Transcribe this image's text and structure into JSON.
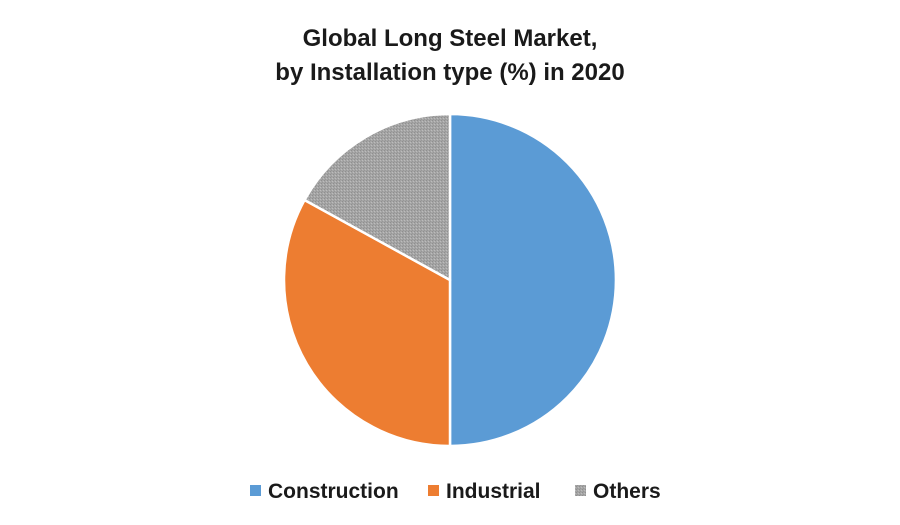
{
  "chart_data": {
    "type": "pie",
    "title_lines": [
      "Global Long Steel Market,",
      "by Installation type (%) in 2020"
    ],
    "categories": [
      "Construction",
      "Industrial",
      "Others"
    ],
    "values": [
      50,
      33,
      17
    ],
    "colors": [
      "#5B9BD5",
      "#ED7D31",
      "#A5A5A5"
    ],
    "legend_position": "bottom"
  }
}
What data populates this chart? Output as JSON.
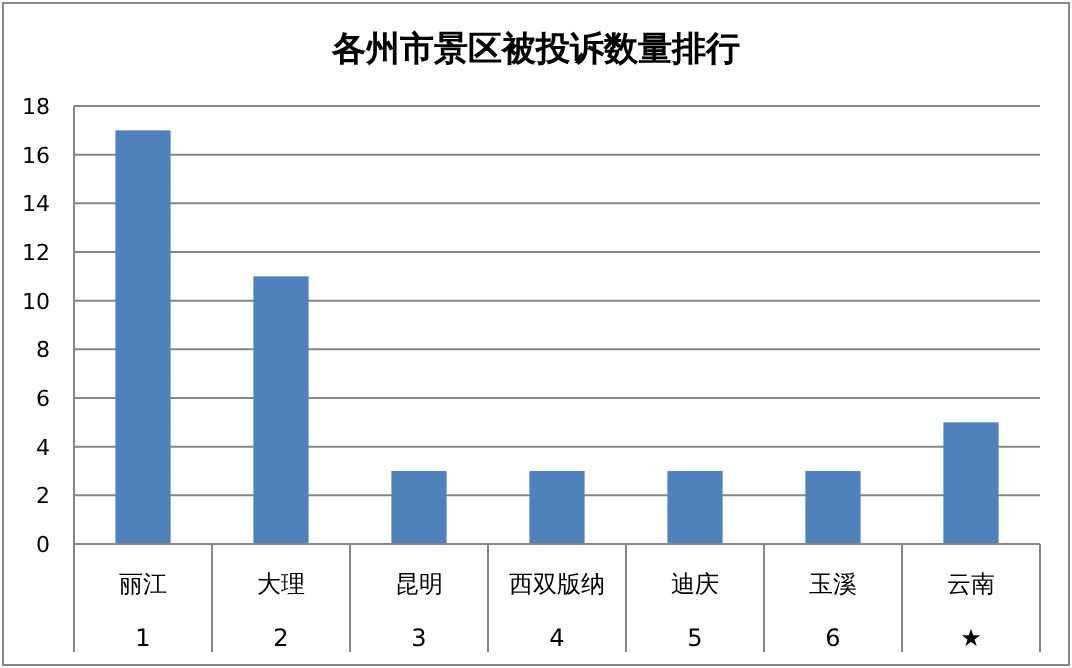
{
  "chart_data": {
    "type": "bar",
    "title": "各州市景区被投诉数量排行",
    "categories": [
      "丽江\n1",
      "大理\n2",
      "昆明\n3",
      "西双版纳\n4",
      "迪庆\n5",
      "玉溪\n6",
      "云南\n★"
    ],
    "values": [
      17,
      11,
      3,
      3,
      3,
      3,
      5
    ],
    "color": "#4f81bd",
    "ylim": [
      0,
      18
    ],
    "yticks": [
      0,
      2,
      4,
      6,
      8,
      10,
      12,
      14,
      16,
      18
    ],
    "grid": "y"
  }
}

→ Problem:
Please retype, exactly and with the pictures left out, the lines from the line containing "What data populates" through the last line of the records above.

→ Full answer:
What data populates this chart? Output as JSON.
{
  "chart_data": {
    "type": "bar",
    "title": "各州市景区被投诉数量排行",
    "categories": [
      "丽江\n1",
      "大理\n2",
      "昆明\n3",
      "西双版纳\n4",
      "迪庆\n5",
      "玉溪\n6",
      "云南\n★"
    ],
    "values": [
      17,
      11,
      3,
      3,
      3,
      3,
      5
    ],
    "color": "#4f81bd",
    "ylim": [
      0,
      18
    ],
    "yticks": [
      0,
      2,
      4,
      6,
      8,
      10,
      12,
      14,
      16,
      18
    ],
    "grid": "y"
  }
}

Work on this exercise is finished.